*** Extracted information ***

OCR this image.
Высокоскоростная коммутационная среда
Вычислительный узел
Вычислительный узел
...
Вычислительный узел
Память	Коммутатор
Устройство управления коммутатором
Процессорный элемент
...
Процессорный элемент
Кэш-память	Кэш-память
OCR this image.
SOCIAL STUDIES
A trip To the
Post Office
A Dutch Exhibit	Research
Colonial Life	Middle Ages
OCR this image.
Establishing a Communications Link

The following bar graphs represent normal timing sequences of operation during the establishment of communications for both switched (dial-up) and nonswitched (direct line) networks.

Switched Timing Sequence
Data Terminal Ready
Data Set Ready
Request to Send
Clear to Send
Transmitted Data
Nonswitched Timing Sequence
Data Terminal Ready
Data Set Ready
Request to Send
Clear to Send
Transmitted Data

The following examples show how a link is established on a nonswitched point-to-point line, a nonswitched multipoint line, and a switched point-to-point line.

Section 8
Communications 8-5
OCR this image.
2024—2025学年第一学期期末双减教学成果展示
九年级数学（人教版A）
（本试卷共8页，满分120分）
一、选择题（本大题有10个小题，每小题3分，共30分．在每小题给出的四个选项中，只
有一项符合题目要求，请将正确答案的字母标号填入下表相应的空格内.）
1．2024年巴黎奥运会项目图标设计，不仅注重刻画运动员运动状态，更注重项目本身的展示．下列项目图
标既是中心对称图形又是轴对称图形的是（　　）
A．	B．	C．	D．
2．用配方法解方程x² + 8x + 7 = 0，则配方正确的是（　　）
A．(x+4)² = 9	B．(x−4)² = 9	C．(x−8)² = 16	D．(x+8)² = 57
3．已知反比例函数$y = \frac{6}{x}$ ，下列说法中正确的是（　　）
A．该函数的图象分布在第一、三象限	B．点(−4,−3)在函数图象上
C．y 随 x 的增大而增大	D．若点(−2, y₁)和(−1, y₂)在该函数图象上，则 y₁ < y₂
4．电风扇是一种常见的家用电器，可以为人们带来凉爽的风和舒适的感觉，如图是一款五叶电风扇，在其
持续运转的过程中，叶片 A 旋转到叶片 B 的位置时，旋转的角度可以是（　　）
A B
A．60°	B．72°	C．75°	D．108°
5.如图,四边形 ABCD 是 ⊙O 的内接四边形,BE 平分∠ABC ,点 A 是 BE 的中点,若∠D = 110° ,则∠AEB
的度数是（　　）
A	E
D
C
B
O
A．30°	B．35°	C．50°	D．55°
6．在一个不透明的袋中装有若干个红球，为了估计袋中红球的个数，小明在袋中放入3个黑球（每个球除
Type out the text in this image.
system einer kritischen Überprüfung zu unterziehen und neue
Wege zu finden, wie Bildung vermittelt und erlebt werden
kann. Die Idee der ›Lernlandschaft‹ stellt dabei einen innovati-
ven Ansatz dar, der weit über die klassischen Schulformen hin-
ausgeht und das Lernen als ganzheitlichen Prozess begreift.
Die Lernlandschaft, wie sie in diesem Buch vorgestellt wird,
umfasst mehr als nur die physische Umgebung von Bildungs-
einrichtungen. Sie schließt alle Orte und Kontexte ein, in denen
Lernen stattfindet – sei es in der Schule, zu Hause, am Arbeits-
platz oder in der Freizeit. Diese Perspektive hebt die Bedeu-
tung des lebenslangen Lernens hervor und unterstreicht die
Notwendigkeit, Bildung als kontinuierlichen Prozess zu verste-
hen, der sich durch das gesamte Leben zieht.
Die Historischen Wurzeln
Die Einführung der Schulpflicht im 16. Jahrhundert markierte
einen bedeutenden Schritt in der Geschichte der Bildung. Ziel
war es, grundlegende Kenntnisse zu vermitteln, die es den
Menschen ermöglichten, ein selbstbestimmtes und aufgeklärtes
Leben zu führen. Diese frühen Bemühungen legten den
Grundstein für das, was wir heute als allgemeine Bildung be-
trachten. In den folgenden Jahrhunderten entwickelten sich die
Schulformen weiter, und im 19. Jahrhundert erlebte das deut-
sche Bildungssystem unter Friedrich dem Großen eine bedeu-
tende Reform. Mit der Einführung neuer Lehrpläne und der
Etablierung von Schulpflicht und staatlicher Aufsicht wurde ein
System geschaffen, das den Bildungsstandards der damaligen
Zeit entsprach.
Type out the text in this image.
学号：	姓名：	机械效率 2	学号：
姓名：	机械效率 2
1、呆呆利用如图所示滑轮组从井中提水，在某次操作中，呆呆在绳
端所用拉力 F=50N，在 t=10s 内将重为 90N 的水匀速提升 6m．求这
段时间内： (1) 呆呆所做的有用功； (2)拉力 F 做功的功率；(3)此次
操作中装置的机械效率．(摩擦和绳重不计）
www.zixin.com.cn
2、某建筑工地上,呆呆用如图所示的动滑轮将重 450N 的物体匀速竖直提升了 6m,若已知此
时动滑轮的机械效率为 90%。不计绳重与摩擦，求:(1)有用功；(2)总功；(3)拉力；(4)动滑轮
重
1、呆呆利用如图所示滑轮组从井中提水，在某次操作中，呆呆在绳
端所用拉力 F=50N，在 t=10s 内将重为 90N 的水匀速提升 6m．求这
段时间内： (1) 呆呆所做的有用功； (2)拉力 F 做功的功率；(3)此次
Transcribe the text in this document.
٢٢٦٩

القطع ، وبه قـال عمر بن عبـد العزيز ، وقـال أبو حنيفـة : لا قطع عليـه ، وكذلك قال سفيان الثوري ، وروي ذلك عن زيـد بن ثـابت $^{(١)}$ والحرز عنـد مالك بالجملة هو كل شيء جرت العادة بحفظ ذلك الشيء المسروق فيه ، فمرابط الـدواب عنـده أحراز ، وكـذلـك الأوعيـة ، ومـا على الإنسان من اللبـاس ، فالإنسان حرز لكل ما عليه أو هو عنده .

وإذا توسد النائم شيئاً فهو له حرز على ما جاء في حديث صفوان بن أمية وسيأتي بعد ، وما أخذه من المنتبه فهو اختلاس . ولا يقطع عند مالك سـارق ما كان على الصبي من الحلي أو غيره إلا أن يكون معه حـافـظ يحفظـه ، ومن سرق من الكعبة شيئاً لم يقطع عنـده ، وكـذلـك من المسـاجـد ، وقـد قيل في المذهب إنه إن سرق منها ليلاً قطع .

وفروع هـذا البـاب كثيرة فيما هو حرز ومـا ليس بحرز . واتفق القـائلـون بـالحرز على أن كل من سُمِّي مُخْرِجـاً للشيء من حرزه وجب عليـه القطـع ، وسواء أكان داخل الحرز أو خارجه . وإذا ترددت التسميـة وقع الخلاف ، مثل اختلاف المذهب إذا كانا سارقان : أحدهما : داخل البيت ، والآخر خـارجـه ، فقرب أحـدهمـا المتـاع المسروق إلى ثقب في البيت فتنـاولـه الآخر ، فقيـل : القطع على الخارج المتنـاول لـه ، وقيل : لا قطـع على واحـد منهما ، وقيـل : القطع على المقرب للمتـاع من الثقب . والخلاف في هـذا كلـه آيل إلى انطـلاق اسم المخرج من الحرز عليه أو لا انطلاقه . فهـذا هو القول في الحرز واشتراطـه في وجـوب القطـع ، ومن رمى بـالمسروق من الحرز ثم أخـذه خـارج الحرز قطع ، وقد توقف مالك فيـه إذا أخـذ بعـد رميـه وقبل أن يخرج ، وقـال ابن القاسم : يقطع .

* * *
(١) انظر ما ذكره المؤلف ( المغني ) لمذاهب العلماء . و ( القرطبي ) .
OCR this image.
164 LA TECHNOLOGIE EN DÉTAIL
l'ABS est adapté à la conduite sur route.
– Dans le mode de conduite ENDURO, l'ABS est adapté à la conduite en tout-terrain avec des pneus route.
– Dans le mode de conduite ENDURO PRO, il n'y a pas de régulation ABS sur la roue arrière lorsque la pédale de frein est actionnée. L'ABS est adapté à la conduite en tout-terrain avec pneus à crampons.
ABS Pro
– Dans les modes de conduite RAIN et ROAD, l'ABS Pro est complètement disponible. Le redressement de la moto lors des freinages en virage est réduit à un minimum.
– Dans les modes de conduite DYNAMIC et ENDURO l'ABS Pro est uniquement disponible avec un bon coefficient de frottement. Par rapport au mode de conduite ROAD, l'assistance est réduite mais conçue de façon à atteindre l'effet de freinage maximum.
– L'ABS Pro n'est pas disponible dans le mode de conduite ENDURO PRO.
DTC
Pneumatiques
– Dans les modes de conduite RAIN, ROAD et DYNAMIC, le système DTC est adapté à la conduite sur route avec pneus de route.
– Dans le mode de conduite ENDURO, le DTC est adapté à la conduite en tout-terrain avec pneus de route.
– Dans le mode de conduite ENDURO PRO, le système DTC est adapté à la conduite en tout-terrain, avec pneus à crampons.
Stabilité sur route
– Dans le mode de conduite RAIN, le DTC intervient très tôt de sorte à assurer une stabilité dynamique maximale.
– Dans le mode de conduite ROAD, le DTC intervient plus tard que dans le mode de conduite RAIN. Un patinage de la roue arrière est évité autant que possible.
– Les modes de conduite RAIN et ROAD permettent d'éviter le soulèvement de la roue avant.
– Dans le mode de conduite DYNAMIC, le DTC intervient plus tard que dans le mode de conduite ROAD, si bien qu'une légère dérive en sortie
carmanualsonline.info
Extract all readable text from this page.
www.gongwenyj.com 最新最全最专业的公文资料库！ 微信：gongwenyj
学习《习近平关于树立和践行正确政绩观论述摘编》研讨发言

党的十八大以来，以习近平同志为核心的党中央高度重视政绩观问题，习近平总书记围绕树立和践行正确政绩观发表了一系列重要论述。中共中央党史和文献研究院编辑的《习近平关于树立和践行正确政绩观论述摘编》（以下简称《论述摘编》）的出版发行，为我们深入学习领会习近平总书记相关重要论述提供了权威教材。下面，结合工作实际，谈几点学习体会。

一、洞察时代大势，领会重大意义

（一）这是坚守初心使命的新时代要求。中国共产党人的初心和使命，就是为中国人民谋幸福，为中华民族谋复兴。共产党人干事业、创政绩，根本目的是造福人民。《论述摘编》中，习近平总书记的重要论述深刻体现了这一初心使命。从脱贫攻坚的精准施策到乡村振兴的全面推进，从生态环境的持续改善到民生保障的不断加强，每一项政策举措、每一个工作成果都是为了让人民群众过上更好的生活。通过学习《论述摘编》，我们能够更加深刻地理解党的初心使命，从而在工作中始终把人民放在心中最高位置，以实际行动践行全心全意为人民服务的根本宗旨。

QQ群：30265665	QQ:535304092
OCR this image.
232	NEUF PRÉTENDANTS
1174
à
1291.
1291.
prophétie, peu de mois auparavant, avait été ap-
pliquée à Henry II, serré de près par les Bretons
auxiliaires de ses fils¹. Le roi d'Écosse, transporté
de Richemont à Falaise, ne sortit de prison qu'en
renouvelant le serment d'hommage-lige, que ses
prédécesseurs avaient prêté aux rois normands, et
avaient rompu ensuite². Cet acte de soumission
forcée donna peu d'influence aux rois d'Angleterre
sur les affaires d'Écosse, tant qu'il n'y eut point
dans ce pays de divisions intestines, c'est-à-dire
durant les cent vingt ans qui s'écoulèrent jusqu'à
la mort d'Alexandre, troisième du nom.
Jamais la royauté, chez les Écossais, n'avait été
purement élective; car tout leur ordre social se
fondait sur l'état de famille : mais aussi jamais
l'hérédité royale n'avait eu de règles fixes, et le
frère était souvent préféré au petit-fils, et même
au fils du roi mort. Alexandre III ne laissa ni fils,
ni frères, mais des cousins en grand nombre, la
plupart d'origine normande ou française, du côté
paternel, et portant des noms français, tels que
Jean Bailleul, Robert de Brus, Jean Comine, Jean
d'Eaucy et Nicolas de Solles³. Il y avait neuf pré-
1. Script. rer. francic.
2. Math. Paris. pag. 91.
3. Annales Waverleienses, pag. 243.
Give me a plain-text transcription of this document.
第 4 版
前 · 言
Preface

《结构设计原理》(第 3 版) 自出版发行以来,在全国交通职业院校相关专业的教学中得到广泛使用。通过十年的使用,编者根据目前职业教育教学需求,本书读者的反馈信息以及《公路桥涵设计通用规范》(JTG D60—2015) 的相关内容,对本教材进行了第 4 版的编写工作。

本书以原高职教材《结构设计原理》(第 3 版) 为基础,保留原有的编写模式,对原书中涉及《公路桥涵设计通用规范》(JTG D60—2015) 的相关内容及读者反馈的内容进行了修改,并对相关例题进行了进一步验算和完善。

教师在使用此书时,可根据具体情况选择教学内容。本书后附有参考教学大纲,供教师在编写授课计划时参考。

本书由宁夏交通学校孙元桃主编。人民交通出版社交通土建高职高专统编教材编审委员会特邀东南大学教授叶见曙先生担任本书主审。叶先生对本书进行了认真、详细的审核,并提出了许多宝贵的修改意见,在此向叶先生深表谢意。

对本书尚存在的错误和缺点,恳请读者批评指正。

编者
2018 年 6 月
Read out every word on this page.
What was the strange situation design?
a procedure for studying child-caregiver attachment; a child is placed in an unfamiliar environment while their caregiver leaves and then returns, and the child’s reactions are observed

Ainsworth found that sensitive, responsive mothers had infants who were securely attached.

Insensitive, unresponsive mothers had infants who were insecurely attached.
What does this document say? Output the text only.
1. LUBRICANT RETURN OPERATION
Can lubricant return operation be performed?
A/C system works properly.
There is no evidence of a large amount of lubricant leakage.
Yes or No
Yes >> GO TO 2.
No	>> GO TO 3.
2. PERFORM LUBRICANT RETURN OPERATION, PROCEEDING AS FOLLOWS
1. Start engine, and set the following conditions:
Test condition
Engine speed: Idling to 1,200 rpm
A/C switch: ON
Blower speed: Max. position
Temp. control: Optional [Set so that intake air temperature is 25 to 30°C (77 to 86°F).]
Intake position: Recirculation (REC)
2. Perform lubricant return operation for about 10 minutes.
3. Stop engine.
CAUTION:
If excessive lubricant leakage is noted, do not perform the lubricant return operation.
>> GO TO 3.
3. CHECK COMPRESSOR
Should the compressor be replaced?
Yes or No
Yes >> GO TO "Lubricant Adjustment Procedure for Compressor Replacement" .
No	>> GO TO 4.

***

■ What you should do:
Gather each line of the records holding the string "plus".

■ Output for this task:
– Dans le mode de conduite ROAD, le DTC intervient plus tard que dans le mode de conduite RAIN. Un patinage de la roue arrière est évité autant que possible.
– Dans le mode de conduite DYNAMIC, le DTC intervient plus tard que dans le mode de conduite ROAD, si bien qu'une légère dérive en sortie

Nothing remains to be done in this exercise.